Stored records
● ● ●

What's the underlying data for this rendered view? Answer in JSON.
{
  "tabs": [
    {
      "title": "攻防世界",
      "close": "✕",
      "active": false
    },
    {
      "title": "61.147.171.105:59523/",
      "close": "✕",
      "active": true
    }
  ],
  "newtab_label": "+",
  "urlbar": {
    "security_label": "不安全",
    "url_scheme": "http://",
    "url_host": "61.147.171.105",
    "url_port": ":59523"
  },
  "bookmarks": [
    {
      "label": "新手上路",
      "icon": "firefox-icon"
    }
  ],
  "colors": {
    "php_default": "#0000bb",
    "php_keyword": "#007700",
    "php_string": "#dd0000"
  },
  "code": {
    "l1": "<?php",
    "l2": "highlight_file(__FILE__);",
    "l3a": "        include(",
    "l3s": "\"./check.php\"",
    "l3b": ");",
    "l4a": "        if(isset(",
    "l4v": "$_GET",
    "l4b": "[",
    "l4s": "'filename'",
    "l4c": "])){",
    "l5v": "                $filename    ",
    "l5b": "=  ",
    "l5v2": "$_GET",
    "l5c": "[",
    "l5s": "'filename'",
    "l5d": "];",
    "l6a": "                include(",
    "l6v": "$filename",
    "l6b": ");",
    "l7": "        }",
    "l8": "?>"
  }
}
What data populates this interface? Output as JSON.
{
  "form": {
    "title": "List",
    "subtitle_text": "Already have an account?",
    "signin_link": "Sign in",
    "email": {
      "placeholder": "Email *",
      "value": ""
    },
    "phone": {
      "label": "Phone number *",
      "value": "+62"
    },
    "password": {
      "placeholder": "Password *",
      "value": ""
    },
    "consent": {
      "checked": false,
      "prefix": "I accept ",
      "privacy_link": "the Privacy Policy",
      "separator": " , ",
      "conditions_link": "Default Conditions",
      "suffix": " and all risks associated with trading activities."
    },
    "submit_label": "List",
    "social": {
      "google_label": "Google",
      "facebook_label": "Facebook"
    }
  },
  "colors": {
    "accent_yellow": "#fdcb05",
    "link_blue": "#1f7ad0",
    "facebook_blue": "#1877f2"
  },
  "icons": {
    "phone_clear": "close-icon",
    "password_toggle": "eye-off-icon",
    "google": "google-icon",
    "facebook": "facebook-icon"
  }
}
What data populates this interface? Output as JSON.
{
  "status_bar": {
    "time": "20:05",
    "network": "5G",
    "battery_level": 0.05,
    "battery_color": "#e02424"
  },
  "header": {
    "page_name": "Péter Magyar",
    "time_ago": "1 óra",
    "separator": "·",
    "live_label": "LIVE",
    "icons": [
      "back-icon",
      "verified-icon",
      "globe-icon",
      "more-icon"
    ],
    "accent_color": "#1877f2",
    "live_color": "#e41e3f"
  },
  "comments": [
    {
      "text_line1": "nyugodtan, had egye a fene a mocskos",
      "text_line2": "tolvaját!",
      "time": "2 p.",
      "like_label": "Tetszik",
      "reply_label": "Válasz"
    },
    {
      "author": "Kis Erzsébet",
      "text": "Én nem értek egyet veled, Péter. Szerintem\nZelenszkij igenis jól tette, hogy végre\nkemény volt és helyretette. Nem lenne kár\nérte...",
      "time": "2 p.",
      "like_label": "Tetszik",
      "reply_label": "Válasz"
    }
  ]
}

● ● ●

PROBLEM TO WORK ON: Reproduce every record above exactly as it appears.

EXPECTED ANSWER:
What's the underlying data for this rendered view? Answer in JSON.
{
  "tabs": [
    {
      "title": "攻防世界",
      "close": "✕",
      "active": false
    },
    {
      "title": "61.147.171.105:59523/",
      "close": "✕",
      "active": true
    }
  ],
  "newtab_label": "+",
  "urlbar": {
    "security_label": "不安全",
    "url_scheme": "http://",
    "url_host": "61.147.171.105",
    "url_port": ":59523"
  },
  "bookmarks": [
    {
      "label": "新手上路",
      "icon": "firefox-icon"
    }
  ],
  "colors": {
    "php_default": "#0000bb",
    "php_keyword": "#007700",
    "php_string": "#dd0000"
  },
  "code": {
    "l1": "<?php",
    "l2": "highlight_file(__FILE__);",
    "l3a": "        include(",
    "l3s": "\"./check.php\"",
    "l3b": ");",
    "l4a": "        if(isset(",
    "l4v": "$_GET",
    "l4b": "[",
    "l4s": "'filename'",
    "l4c": "])){",
    "l5v": "                $filename    ",
    "l5b": "=  ",
    "l5v2": "$_GET",
    "l5c": "[",
    "l5s": "'filename'",
    "l5d": "];",
    "l6a": "                include(",
    "l6v": "$filename",
    "l6b": ");",
    "l7": "        }",
    "l8": "?>"
  }
}
What data populates this interface? Output as JSON.
{
  "form": {
    "title": "List",
    "subtitle_text": "Already have an account?",
    "signin_link": "Sign in",
    "email": {
      "placeholder": "Email *",
      "value": ""
    },
    "phone": {
      "label": "Phone number *",
      "value": "+62"
    },
    "password": {
      "placeholder": "Password *",
      "value": ""
    },
    "consent": {
      "checked": false,
      "prefix": "I accept ",
      "privacy_link": "the Privacy Policy",
      "separator": " , ",
      "conditions_link": "Default Conditions",
      "suffix": " and all risks associated with trading activities."
    },
    "submit_label": "List",
    "social": {
      "google_label": "Google",
      "facebook_label": "Facebook"
    }
  },
  "colors": {
    "accent_yellow": "#fdcb05",
    "link_blue": "#1f7ad0",
    "facebook_blue": "#1877f2"
  },
  "icons": {
    "phone_clear": "close-icon",
    "password_toggle": "eye-off-icon",
    "google": "google-icon",
    "facebook": "facebook-icon"
  }
}
What data populates this interface? Output as JSON.
{
  "status_bar": {
    "time": "20:05",
    "network": "5G",
    "battery_level": 0.05,
    "battery_color": "#e02424"
  },
  "header": {
    "page_name": "Péter Magyar",
    "time_ago": "1 óra",
    "separator": "·",
    "live_label": "LIVE",
    "icons": [
      "back-icon",
      "verified-icon",
      "globe-icon",
      "more-icon"
    ],
    "accent_color": "#1877f2",
    "live_color": "#e41e3f"
  },
  "comments": [
    {
      "text_line1": "nyugodtan, had egye a fene a mocskos",
      "text_line2": "tolvaját!",
      "time": "2 p.",
      "like_label": "Tetszik",
      "reply_label": "Válasz"
    },
    {
      "author": "Kis Erzsébet",
      "text": "Én nem értek egyet veled, Péter. Szerintem\nZelenszkij igenis jól tette, hogy végre\nkemény volt és helyretette. Nem lenne kár\nérte...",
      "time": "2 p.",
      "like_label": "Tetszik",
      "reply_label": "Válasz"
    }
  ]
}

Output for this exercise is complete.